**THE PROBLEM**
Identify all lines of the data containing the string "Macpherson" and copy them.

··· RAW RECORDS

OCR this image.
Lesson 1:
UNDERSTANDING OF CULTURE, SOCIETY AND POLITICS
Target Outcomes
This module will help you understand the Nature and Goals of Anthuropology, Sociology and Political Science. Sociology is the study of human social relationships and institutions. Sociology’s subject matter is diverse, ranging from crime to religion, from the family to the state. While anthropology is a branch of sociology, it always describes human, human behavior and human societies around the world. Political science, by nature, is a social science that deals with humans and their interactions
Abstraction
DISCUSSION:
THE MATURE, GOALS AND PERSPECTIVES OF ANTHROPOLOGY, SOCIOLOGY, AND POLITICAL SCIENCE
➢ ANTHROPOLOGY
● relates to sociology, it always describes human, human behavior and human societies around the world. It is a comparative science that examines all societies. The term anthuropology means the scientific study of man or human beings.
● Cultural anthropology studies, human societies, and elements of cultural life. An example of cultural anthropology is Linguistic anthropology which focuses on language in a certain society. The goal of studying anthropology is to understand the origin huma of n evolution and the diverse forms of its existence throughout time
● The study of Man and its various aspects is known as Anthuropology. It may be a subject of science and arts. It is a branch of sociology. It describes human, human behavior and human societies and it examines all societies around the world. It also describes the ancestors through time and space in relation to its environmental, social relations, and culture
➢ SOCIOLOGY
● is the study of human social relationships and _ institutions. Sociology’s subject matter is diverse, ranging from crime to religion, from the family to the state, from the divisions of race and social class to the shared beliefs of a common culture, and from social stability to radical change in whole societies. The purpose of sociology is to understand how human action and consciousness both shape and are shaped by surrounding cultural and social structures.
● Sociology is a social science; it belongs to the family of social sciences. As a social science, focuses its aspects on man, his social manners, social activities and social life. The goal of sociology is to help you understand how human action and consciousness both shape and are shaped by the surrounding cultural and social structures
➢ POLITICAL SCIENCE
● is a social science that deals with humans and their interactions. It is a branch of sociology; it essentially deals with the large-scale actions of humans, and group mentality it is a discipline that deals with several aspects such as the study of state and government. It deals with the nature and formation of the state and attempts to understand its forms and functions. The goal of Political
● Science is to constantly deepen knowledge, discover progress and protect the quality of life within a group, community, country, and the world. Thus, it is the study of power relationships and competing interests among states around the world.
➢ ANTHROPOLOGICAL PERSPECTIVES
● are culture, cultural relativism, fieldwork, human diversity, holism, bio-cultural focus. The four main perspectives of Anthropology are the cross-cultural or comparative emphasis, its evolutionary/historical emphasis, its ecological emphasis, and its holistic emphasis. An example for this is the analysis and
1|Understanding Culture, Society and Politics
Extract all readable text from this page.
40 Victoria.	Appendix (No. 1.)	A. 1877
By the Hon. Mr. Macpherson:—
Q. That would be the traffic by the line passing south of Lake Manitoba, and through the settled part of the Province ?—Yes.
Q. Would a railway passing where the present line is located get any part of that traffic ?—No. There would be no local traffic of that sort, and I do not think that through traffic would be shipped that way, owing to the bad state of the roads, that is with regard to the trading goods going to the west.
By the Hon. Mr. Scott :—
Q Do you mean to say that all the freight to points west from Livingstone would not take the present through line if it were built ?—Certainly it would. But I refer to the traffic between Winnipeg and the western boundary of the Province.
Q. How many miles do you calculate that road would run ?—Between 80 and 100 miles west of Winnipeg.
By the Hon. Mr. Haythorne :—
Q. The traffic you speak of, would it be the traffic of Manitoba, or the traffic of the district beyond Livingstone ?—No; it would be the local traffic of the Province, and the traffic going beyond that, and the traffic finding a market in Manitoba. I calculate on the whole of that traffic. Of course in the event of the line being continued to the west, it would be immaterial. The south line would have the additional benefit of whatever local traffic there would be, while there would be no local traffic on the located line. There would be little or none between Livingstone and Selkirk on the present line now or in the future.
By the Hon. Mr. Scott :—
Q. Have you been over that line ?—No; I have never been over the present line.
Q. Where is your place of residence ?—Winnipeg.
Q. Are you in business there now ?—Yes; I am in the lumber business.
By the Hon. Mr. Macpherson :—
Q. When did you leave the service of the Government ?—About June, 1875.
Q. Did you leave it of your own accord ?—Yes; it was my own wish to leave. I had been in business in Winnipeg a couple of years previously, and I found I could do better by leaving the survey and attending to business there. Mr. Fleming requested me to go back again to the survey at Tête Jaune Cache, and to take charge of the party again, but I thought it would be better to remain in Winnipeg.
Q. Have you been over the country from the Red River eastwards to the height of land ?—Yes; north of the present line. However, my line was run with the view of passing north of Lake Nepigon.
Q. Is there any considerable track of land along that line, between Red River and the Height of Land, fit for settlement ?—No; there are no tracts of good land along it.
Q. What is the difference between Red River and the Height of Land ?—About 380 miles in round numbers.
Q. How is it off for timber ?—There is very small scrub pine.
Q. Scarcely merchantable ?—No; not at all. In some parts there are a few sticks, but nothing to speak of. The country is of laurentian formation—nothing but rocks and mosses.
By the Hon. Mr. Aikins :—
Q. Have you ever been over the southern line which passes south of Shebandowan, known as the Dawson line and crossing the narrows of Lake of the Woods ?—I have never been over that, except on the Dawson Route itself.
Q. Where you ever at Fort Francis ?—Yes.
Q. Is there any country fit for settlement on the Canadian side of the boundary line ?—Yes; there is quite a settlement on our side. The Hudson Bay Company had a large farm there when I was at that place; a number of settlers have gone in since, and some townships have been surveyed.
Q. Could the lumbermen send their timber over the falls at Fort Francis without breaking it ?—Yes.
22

······

**ANSWER FOR THE TASK**
By the Hon. Mr. Macpherson:—
By the Hon. Mr. Macpherson :—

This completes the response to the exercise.